*Data excerpts*.

- - - - - - -

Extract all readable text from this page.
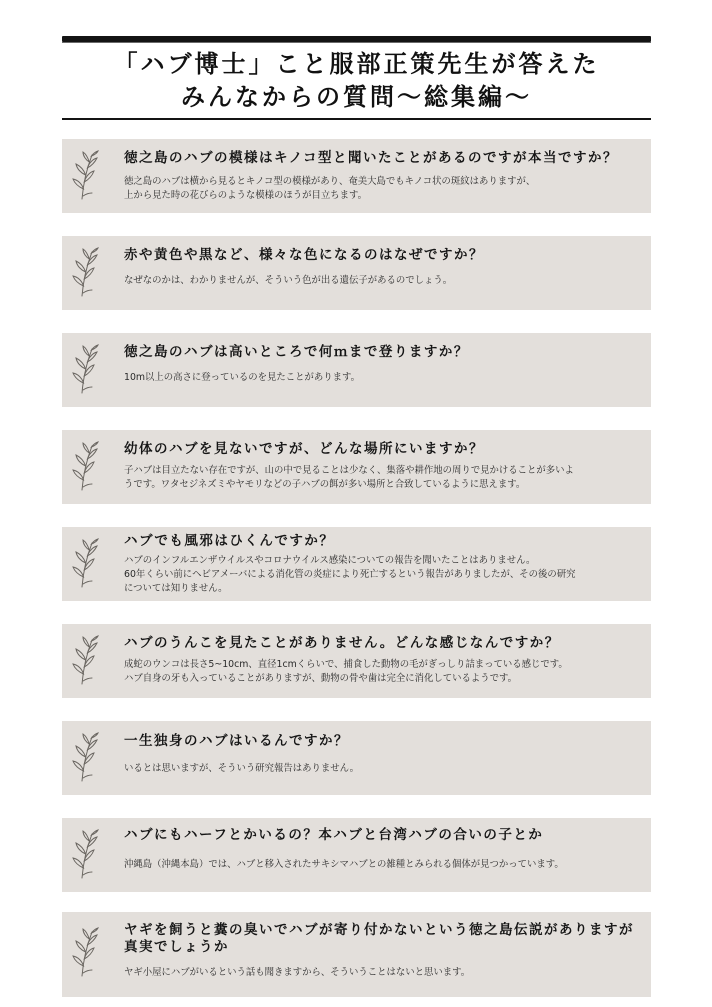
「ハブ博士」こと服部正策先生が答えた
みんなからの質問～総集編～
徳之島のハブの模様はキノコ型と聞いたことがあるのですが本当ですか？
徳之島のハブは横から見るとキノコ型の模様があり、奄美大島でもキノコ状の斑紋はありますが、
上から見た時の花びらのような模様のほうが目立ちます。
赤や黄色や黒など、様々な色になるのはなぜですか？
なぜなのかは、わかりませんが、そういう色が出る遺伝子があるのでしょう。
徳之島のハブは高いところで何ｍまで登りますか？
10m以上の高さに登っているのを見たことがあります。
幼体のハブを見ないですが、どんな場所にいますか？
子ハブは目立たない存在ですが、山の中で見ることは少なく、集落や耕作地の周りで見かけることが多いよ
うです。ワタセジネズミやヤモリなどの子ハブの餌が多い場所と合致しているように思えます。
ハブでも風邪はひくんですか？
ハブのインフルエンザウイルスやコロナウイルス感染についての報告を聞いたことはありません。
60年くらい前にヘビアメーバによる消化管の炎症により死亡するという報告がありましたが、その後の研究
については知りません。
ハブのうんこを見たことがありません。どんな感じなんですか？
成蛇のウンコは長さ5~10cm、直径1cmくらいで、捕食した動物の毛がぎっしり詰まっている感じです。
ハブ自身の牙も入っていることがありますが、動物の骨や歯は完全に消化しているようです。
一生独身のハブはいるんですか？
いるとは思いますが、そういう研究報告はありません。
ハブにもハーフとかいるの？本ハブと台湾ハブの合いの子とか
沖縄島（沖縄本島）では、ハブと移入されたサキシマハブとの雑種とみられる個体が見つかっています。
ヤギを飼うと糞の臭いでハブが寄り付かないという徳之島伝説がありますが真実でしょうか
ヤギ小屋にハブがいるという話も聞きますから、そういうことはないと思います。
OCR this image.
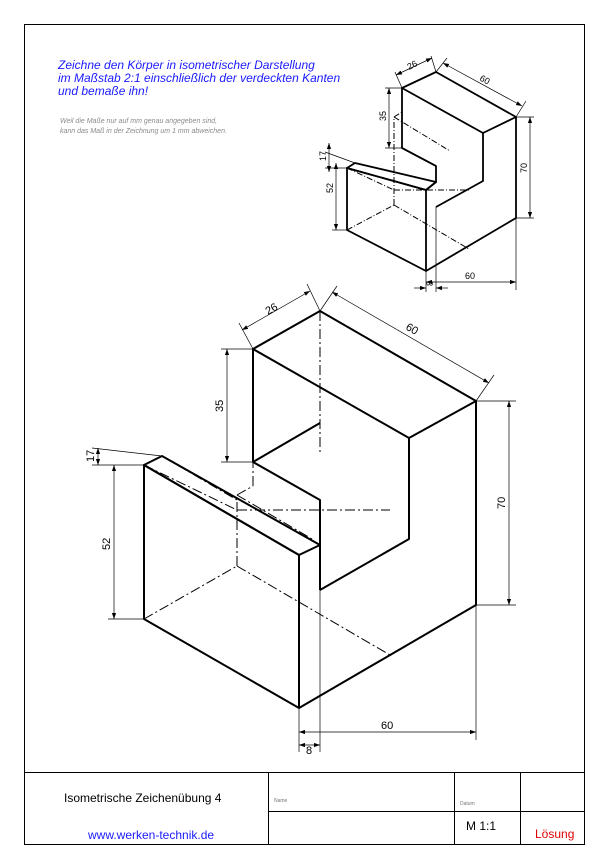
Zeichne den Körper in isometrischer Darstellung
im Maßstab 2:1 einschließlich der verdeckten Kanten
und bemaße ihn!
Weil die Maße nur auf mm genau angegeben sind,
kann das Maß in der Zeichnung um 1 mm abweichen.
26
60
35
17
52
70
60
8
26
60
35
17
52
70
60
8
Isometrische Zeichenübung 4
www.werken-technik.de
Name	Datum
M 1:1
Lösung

- - - - - - -

*Stated goal*. Restate the data above exactly, stripping out each image.

*Full answer*.
Extract all readable text from this page.
「ハブ博士」こと服部正策先生が答えた
みんなからの質問～総集編～
徳之島のハブの模様はキノコ型と聞いたことがあるのですが本当ですか？
徳之島のハブは横から見るとキノコ型の模様があり、奄美大島でもキノコ状の斑紋はありますが、
上から見た時の花びらのような模様のほうが目立ちます。
赤や黄色や黒など、様々な色になるのはなぜですか？
なぜなのかは、わかりませんが、そういう色が出る遺伝子があるのでしょう。
徳之島のハブは高いところで何ｍまで登りますか？
10m以上の高さに登っているのを見たことがあります。
幼体のハブを見ないですが、どんな場所にいますか？
子ハブは目立たない存在ですが、山の中で見ることは少なく、集落や耕作地の周りで見かけることが多いよ
うです。ワタセジネズミやヤモリなどの子ハブの餌が多い場所と合致しているように思えます。
ハブでも風邪はひくんですか？
ハブのインフルエンザウイルスやコロナウイルス感染についての報告を聞いたことはありません。
60年くらい前にヘビアメーバによる消化管の炎症により死亡するという報告がありましたが、その後の研究
については知りません。
ハブのうんこを見たことがありません。どんな感じなんですか？
成蛇のウンコは長さ5~10cm、直径1cmくらいで、捕食した動物の毛がぎっしり詰まっている感じです。
ハブ自身の牙も入っていることがありますが、動物の骨や歯は完全に消化しているようです。
一生独身のハブはいるんですか？
いるとは思いますが、そういう研究報告はありません。
ハブにもハーフとかいるの？本ハブと台湾ハブの合いの子とか
沖縄島（沖縄本島）では、ハブと移入されたサキシマハブとの雑種とみられる個体が見つかっています。
ヤギを飼うと糞の臭いでハブが寄り付かないという徳之島伝説がありますが真実でしょうか
ヤギ小屋にハブがいるという話も聞きますから、そういうことはないと思います。
OCR this image.
Zeichne den Körper in isometrischer Darstellung
im Maßstab 2:1 einschließlich der verdeckten Kanten
und bemaße ihn!
Weil die Maße nur auf mm genau angegeben sind,
kann das Maß in der Zeichnung um 1 mm abweichen.
26
60
35
17
52
70
60
8
26
60
35
17
52
70
60
8
Isometrische Zeichenübung 4
www.werken-technik.de
Name	Datum
M 1:1
Lösung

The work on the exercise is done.